**AIM OF THE EXERCISE:** Search the records for the word "content" and report each line that has it.

**INFORMATION PROVIDED:**
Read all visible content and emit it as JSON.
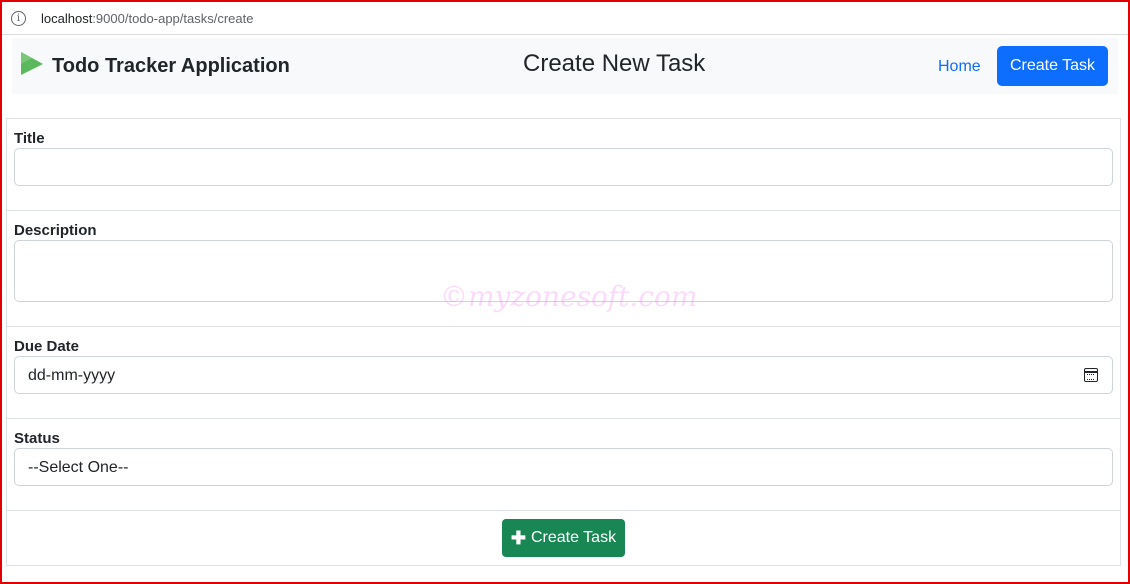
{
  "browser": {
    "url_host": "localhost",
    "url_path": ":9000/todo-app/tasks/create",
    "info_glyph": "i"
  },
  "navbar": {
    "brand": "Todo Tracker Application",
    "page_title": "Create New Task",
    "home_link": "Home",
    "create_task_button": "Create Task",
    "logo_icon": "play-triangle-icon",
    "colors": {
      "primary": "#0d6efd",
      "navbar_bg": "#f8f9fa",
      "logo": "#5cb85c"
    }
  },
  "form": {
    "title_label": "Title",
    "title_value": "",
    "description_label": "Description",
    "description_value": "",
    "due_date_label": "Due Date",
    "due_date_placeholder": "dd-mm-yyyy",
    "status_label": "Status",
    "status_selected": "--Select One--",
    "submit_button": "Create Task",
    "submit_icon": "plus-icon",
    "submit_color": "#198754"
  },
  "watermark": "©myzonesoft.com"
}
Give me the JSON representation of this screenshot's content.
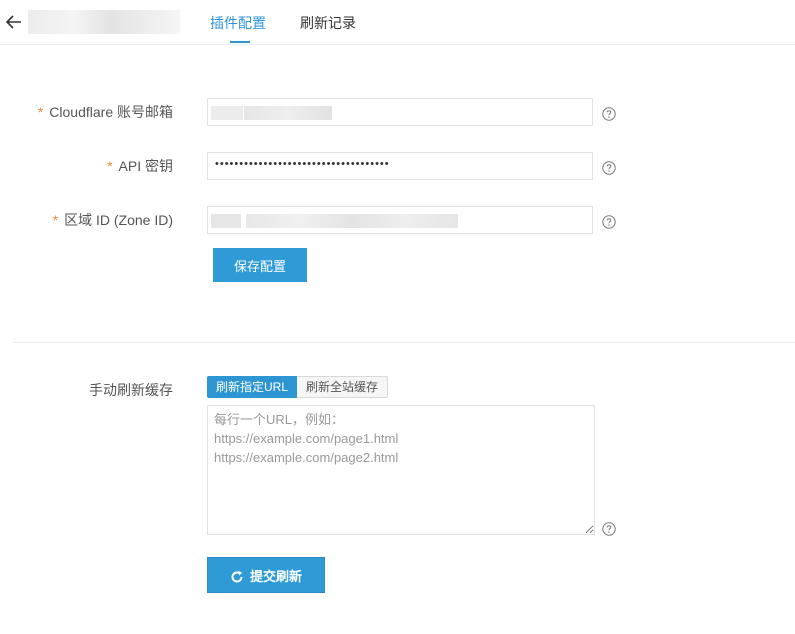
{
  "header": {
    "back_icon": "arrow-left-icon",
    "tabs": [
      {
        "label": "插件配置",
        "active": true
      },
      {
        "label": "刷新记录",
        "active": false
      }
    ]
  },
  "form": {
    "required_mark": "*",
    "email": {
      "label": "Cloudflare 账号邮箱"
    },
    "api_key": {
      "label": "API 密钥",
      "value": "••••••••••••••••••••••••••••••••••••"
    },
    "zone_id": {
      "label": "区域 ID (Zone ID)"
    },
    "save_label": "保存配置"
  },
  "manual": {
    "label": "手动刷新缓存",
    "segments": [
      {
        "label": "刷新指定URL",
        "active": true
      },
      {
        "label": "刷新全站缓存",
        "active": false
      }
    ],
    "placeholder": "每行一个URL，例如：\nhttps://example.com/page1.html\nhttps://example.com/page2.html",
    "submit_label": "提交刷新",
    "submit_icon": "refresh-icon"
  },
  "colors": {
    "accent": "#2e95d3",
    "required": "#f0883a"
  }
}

**EXERCISE OUTPUT:**
Read all visible content and emit it as JSON.
Give me the JSON representation of this screenshot's content.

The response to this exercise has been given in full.